» GIVEN EXERCISE: Extract every entry word for word. Skip the pictures.
* Begin GIVEN RECORDS *
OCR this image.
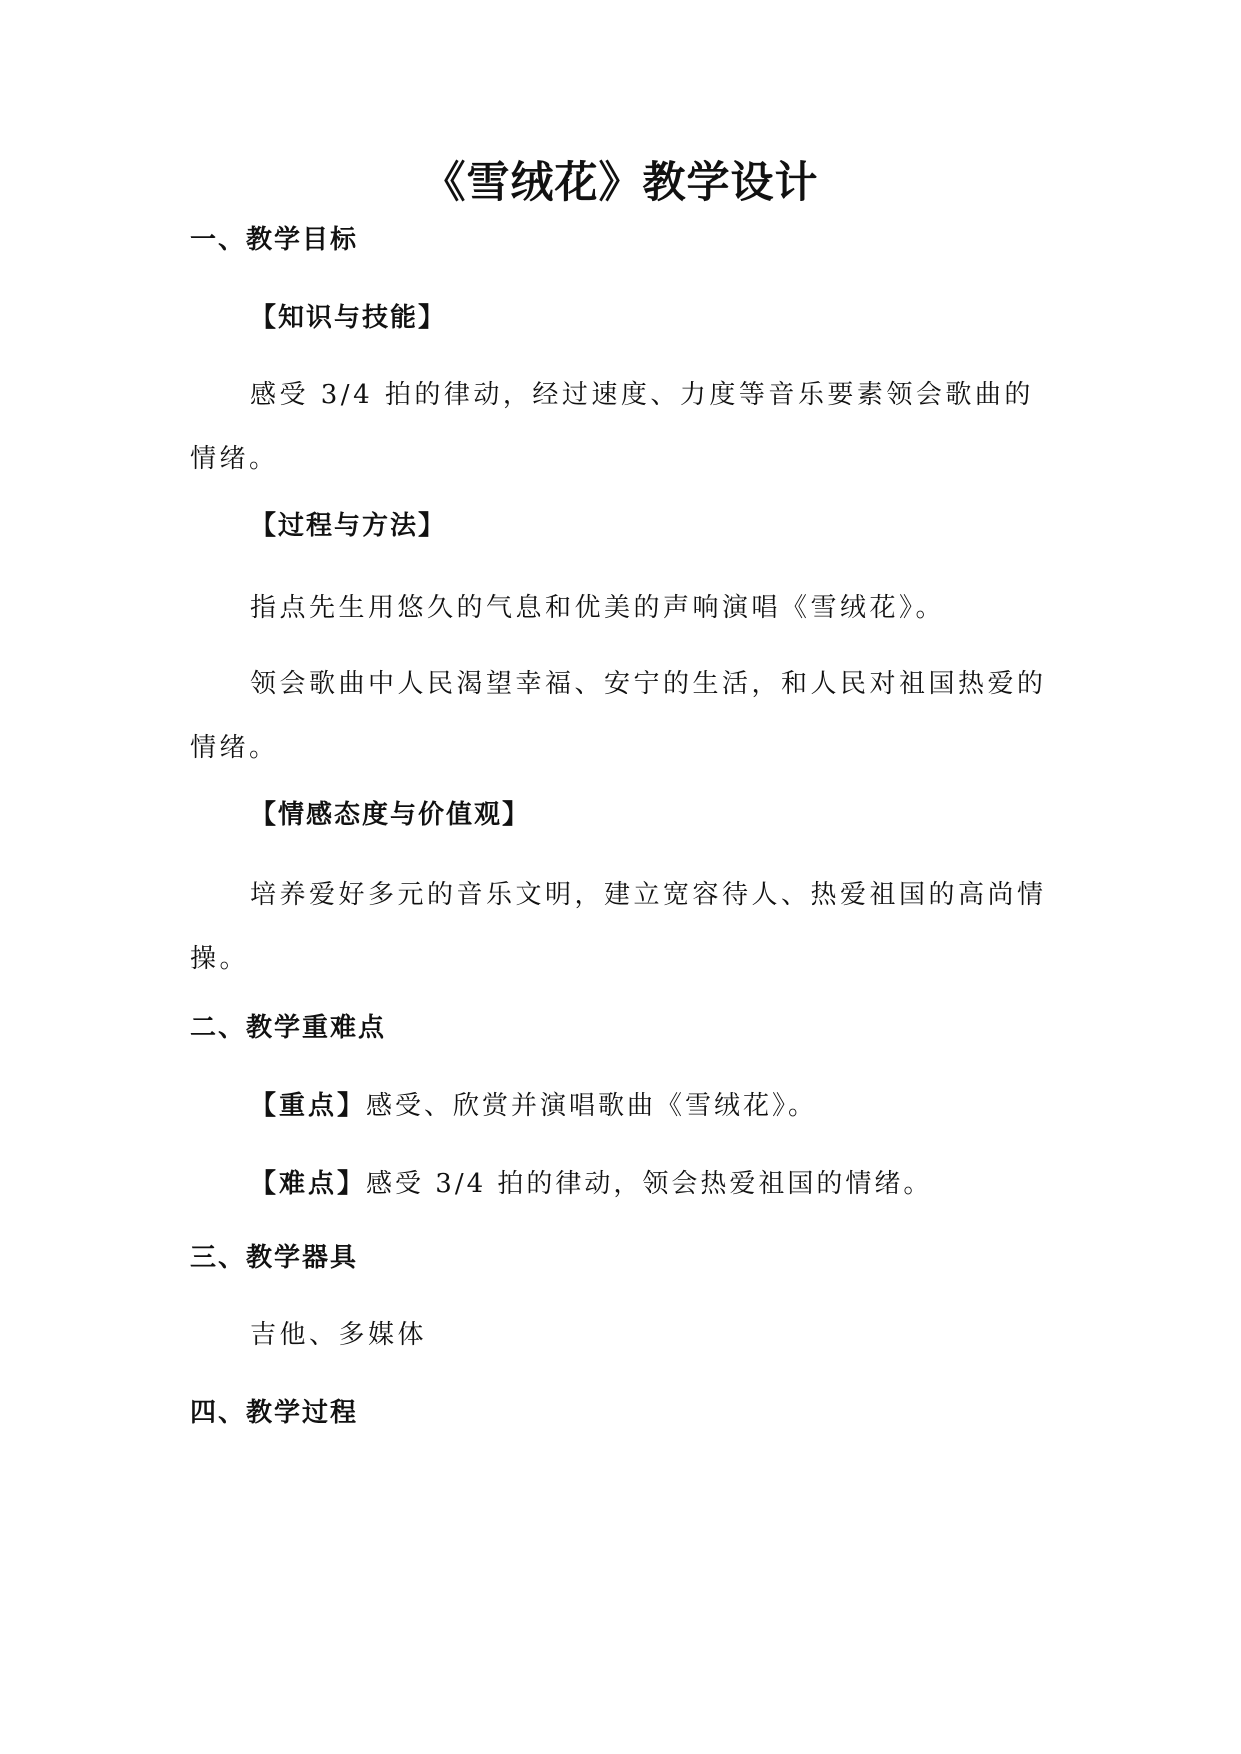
《雪绒花》教学设计
一、教学目标
【知识与技能】
感受 3/4 拍的律动，经过速度、力度等音乐要素领会歌曲的情绪。
【过程与方法】
指点先生用悠久的气息和优美的声响演唱《雪绒花》。
领会歌曲中人民渴望幸福、安宁的生活，和人民对祖国热爱的情绪。
【情感态度与价值观】
培养爱好多元的音乐文明，建立宽容待人、热爱祖国的高尚情操。
二、教学重难点
【重点】感受、欣赏并演唱歌曲《雪绒花》。
【难点】感受 3/4 拍的律动，领会热爱祖国的情绪。
三、教学器具
吉他、多媒体
四、教学过程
* End GIVEN RECORDS *
» RESPONSE:
OCR this image.
《雪绒花》教学设计
一、教学目标
【知识与技能】
感受 3/4 拍的律动，经过速度、力度等音乐要素领会歌曲的情绪。
【过程与方法】
指点先生用悠久的气息和优美的声响演唱《雪绒花》。
领会歌曲中人民渴望幸福、安宁的生活，和人民对祖国热爱的情绪。
【情感态度与价值观】
培养爱好多元的音乐文明，建立宽容待人、热爱祖国的高尚情操。
二、教学重难点
【重点】感受、欣赏并演唱歌曲《雪绒花》。
【难点】感受 3/4 拍的律动，领会热爱祖国的情绪。
三、教学器具
吉他、多媒体
四、教学过程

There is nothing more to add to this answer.